Assigned task
Print every record exactly, omitting all pictures.

Stored data entries
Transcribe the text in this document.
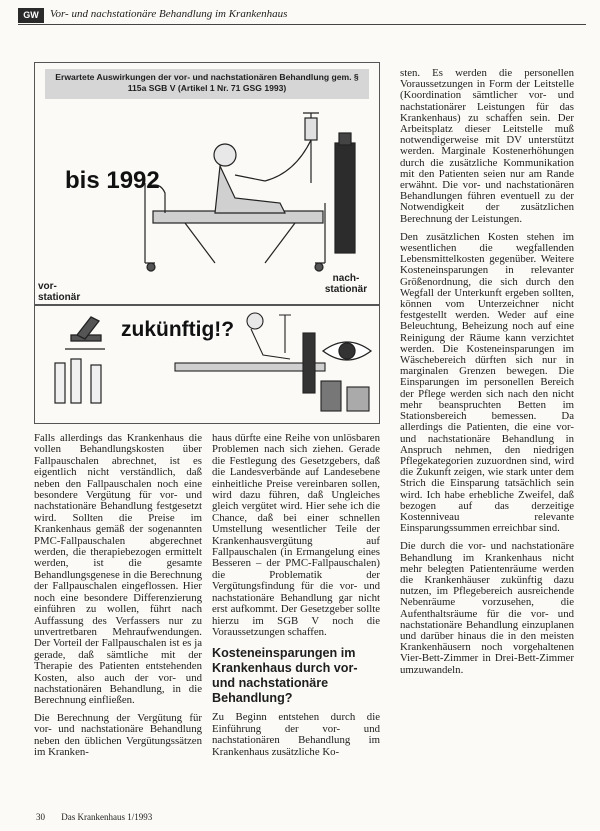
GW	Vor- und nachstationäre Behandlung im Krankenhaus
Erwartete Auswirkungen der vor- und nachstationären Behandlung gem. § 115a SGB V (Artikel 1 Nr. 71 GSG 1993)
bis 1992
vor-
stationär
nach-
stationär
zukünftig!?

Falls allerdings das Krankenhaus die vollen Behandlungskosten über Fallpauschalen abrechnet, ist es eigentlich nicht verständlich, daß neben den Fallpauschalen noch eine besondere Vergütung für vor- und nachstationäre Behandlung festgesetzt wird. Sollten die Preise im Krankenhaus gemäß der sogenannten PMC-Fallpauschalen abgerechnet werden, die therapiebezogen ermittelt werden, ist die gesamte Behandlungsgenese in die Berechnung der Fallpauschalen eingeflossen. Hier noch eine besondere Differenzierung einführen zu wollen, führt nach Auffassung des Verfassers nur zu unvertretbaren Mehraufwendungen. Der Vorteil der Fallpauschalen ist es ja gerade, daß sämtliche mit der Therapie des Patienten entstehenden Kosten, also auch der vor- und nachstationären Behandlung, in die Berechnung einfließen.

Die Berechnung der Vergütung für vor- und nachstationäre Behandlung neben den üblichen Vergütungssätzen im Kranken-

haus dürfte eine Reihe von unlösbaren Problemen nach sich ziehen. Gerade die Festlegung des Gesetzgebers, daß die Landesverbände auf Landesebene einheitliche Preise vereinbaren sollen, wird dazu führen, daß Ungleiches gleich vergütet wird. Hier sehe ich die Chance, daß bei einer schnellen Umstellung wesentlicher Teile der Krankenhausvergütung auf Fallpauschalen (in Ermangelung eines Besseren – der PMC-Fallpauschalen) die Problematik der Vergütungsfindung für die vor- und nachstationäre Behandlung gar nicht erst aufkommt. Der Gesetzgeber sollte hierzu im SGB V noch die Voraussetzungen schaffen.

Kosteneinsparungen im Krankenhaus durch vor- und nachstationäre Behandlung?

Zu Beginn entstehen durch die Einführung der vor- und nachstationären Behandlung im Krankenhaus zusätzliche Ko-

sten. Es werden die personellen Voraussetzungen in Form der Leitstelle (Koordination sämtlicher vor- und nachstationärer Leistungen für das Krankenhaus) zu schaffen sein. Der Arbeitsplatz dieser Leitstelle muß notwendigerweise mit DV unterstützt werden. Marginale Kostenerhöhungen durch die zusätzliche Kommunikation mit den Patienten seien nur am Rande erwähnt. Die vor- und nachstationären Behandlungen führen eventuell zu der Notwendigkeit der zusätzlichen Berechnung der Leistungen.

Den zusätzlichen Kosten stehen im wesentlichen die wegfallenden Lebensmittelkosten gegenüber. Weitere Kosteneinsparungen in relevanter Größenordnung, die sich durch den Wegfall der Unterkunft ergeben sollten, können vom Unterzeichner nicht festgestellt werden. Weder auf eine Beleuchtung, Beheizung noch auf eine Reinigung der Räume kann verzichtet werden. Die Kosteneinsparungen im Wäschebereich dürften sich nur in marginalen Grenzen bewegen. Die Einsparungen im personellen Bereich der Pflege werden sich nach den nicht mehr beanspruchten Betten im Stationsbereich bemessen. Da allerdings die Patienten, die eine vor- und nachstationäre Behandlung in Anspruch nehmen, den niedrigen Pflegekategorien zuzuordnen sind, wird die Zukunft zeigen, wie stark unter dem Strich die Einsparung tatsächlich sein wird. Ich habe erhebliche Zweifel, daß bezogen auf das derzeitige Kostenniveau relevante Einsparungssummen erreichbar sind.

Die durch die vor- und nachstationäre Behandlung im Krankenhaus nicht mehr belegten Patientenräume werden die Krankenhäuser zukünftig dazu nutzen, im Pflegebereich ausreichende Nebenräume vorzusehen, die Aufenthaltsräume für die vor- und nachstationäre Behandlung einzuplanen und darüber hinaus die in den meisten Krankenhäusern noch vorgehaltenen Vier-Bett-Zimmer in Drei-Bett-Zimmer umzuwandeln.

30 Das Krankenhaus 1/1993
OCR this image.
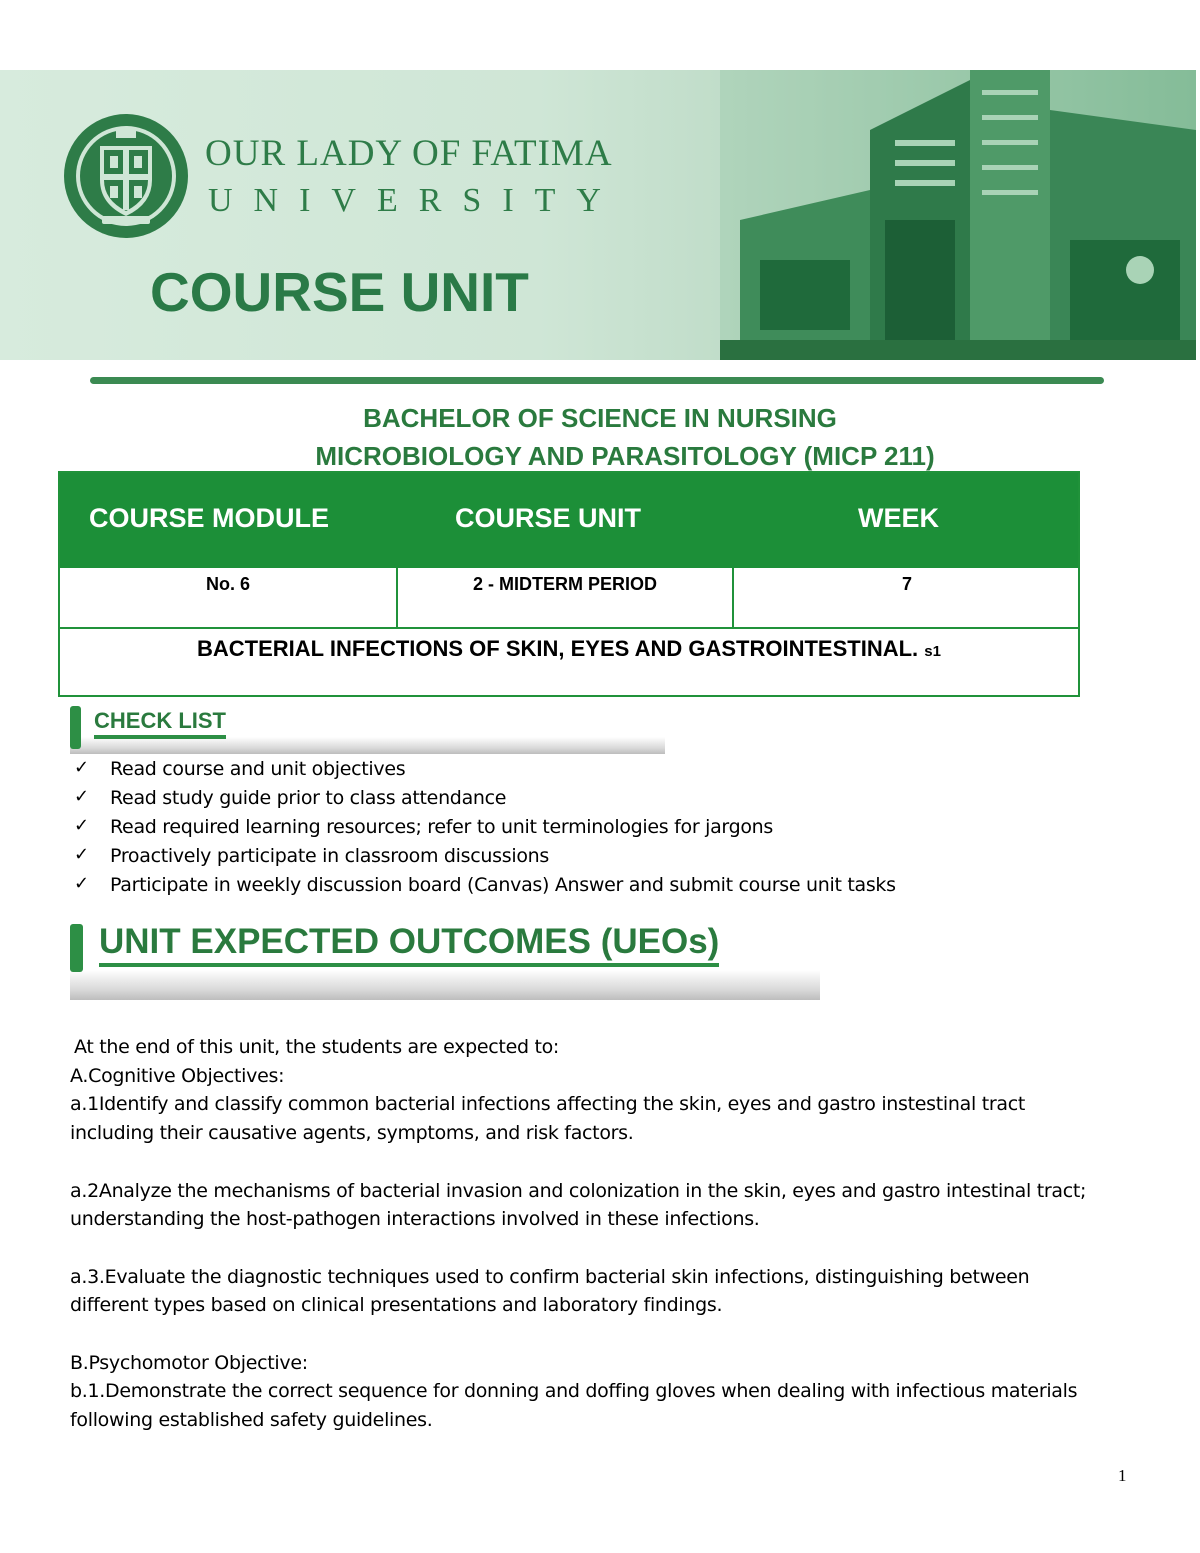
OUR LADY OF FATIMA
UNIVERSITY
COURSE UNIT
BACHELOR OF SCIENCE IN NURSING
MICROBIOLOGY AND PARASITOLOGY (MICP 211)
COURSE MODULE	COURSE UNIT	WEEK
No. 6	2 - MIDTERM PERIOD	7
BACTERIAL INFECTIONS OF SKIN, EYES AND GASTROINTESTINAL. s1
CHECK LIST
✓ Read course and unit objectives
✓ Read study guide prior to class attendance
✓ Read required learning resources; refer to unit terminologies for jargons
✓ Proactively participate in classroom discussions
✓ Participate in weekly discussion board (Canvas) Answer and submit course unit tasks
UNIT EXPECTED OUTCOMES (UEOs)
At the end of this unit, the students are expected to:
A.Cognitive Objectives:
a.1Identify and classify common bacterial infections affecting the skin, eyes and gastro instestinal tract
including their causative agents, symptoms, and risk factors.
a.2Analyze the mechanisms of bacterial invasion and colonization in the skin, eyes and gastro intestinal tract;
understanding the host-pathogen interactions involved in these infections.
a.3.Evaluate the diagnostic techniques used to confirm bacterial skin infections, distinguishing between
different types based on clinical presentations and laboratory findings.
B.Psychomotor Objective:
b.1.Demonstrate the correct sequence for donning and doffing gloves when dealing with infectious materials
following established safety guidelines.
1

The answer
Transcribe the text in this document.
GW	Vor- und nachstationäre Behandlung im Krankenhaus
Erwartete Auswirkungen der vor- und nachstationären Behandlung gem. § 115a SGB V (Artikel 1 Nr. 71 GSG 1993)
bis 1992
vor-
stationär
nach-
stationär
zukünftig!?

Falls allerdings das Krankenhaus die vollen Behandlungskosten über Fallpauschalen abrechnet, ist es eigentlich nicht verständlich, daß neben den Fallpauschalen noch eine besondere Vergütung für vor- und nachstationäre Behandlung festgesetzt wird. Sollten die Preise im Krankenhaus gemäß der sogenannten PMC-Fallpauschalen abgerechnet werden, die therapiebezogen ermittelt werden, ist die gesamte Behandlungsgenese in die Berechnung der Fallpauschalen eingeflossen. Hier noch eine besondere Differenzierung einführen zu wollen, führt nach Auffassung des Verfassers nur zu unvertretbaren Mehraufwendungen. Der Vorteil der Fallpauschalen ist es ja gerade, daß sämtliche mit der Therapie des Patienten entstehenden Kosten, also auch der vor- und nachstationären Behandlung, in die Berechnung einfließen.

Die Berechnung der Vergütung für vor- und nachstationäre Behandlung neben den üblichen Vergütungssätzen im Kranken-

haus dürfte eine Reihe von unlösbaren Problemen nach sich ziehen. Gerade die Festlegung des Gesetzgebers, daß die Landesverbände auf Landesebene einheitliche Preise vereinbaren sollen, wird dazu führen, daß Ungleiches gleich vergütet wird. Hier sehe ich die Chance, daß bei einer schnellen Umstellung wesentlicher Teile der Krankenhausvergütung auf Fallpauschalen (in Ermangelung eines Besseren – der PMC-Fallpauschalen) die Problematik der Vergütungsfindung für die vor- und nachstationäre Behandlung gar nicht erst aufkommt. Der Gesetzgeber sollte hierzu im SGB V noch die Voraussetzungen schaffen.

Kosteneinsparungen im Krankenhaus durch vor- und nachstationäre Behandlung?

Zu Beginn entstehen durch die Einführung der vor- und nachstationären Behandlung im Krankenhaus zusätzliche Ko-

sten. Es werden die personellen Voraussetzungen in Form der Leitstelle (Koordination sämtlicher vor- und nachstationärer Leistungen für das Krankenhaus) zu schaffen sein. Der Arbeitsplatz dieser Leitstelle muß notwendigerweise mit DV unterstützt werden. Marginale Kostenerhöhungen durch die zusätzliche Kommunikation mit den Patienten seien nur am Rande erwähnt. Die vor- und nachstationären Behandlungen führen eventuell zu der Notwendigkeit der zusätzlichen Berechnung der Leistungen.

Den zusätzlichen Kosten stehen im wesentlichen die wegfallenden Lebensmittelkosten gegenüber. Weitere Kosteneinsparungen in relevanter Größenordnung, die sich durch den Wegfall der Unterkunft ergeben sollten, können vom Unterzeichner nicht festgestellt werden. Weder auf eine Beleuchtung, Beheizung noch auf eine Reinigung der Räume kann verzichtet werden. Die Kosteneinsparungen im Wäschebereich dürften sich nur in marginalen Grenzen bewegen. Die Einsparungen im personellen Bereich der Pflege werden sich nach den nicht mehr beanspruchten Betten im Stationsbereich bemessen. Da allerdings die Patienten, die eine vor- und nachstationäre Behandlung in Anspruch nehmen, den niedrigen Pflegekategorien zuzuordnen sind, wird die Zukunft zeigen, wie stark unter dem Strich die Einsparung tatsächlich sein wird. Ich habe erhebliche Zweifel, daß bezogen auf das derzeitige Kostenniveau relevante Einsparungssummen erreichbar sind.

Die durch die vor- und nachstationäre Behandlung im Krankenhaus nicht mehr belegten Patientenräume werden die Krankenhäuser zukünftig dazu nutzen, im Pflegebereich ausreichende Nebenräume vorzusehen, die Aufenthaltsräume für die vor- und nachstationäre Behandlung einzuplanen und darüber hinaus die in den meisten Krankenhäusern noch vorgehaltenen Vier-Bett-Zimmer in Drei-Bett-Zimmer umzuwandeln.

30 Das Krankenhaus 1/1993
OCR this image.
OUR LADY OF FATIMA
UNIVERSITY
COURSE UNIT
BACHELOR OF SCIENCE IN NURSING
MICROBIOLOGY AND PARASITOLOGY (MICP 211)
COURSE MODULE	COURSE UNIT	WEEK
No. 6	2 - MIDTERM PERIOD	7
BACTERIAL INFECTIONS OF SKIN, EYES AND GASTROINTESTINAL. s1
CHECK LIST
✓ Read course and unit objectives
✓ Read study guide prior to class attendance
✓ Read required learning resources; refer to unit terminologies for jargons
✓ Proactively participate in classroom discussions
✓ Participate in weekly discussion board (Canvas) Answer and submit course unit tasks
UNIT EXPECTED OUTCOMES (UEOs)
At the end of this unit, the students are expected to:
A.Cognitive Objectives:
a.1Identify and classify common bacterial infections affecting the skin, eyes and gastro instestinal tract
including their causative agents, symptoms, and risk factors.
a.2Analyze the mechanisms of bacterial invasion and colonization in the skin, eyes and gastro intestinal tract;
understanding the host-pathogen interactions involved in these infections.
a.3.Evaluate the diagnostic techniques used to confirm bacterial skin infections, distinguishing between
different types based on clinical presentations and laboratory findings.
B.Psychomotor Objective:
b.1.Demonstrate the correct sequence for donning and doffing gloves when dealing with infectious materials
following established safety guidelines.
1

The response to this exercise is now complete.